# Titanic – Machine Learning from the disaster

First, we import these libraries below to initialize our project.

In [4]:
# Data manipulation
import numpy as np
import pandas as pd

# Data visualizzation
import matplotlib.pyplot as plt
import missingno
import seaborn as sns

ModuleNotFoundError: No module named 'scipy._lib'

## Explore the data

Load the data from the CSV file and understand the structure

In [None]:
train = pd.read_csv("data/train.csv")
print(f"Training set: {train.shape}")
train.head()

In [None]:
test = pd.read_csv("data/test.csv")
print(f"Test set: {test.shape}")
test.head()

### Data description

- **survival**: 0 = No, 1 = Yes
- **pclass**: Ticket class, 1 = 1st, 2 = 2nd, 3 = 3rd
- **sex**: male or female
- **age**: age in years, is fractional if less than 1
- **sibsp**: the number of siblings or spouses onboard
- **parch**: the number of parents or children onboard
- **ticket**: ticket numbers
- **fare**: passenger fare
- **cabin**: cabin number
- **embarked**: port of embarkation, where C = Cherbourg, Q = Queenstown, S = Southampton

### Missing data

Which columns in the dataset have missing data?

In [None]:
# Columns with missing data in training set
missingno.matrix(train, figsize=(15,10))


In [None]:
# Columns with missing data in test set
missingno.matrix(test, figsize=(15,10))

## Data analysis

We will epxlore each variable in the data set. This may help us to choose the suitable machine learning models, or whether we need to determine the dataset.

### Categorical variables

- Nominal variables: **Sex**, **Emarked**
- Oridinal variables: **Pclass**

In [None]:
# Get the frequeny of each nominal variables
cat_features = ["Sex", "Embarked", "Pclass"]
f, axes = plt.subplots(1, 3, figsize=(15, 5))
for i, feature in enumerate(cat_features):
    sns.countplot(x=feature, data=train, ax=axes[i])

#### Insights from counting plots

- There are more male passengers than female passengers
- Most passengers were departed from Southampton
- Most passengers were holding third-class tickets

In [None]:
# What is the survival rate based on each categorical variables
f, axes = plt.subplots(1, 3, figsize=(15, 5))
for i, feature in enumerate(cat_features):
    sns.barplot(x=feature, y="Survived", data=train, ax=axes[i])

Written tasks:
- 1) Name every library that the Titanic notebook imports in its first code block.
- 2) From the Titanic notebook, return the passage that begins at the words "### Categorical variables" and stops after the words "sns.countplot(x=feature, data=train, ax=axes[i])".
The data that follows the Titanic notebook is separate material.

Entries:
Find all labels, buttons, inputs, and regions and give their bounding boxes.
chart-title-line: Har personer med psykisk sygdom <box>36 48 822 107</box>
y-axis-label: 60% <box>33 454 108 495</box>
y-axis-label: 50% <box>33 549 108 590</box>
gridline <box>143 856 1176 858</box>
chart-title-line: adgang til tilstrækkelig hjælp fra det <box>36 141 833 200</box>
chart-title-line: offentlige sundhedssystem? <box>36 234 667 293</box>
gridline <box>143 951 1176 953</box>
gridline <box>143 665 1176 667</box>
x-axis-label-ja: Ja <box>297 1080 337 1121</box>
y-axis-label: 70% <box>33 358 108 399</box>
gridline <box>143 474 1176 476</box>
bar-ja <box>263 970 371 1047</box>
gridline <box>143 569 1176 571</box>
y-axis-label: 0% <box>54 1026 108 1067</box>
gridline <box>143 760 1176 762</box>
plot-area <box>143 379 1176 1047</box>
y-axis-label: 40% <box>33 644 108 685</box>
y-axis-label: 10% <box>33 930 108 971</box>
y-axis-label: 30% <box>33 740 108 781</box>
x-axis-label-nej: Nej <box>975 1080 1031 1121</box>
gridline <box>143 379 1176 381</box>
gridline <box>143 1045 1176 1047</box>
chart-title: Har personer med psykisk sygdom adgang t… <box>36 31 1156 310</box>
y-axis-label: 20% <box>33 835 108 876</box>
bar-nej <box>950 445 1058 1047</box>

Results of the tasks:
- 1) numpy, pandas, matplotlib.pyplot, missingno, seaborn

- 2)
### Categorical variables

- Nominal variables: **Sex**, **Emarked**
- Oridinal variables: **Pclass**

In [None]:
# Get the frequeny of each nominal variables
cat_features = ["Sex", "Embarked", "Pclass"]
f, axes = plt.subplots(1, 3, figsize=(15, 5))
for i, feature in enumerate(cat_features):
    sns.countplot(x=feature, data=train, ax=axes[i])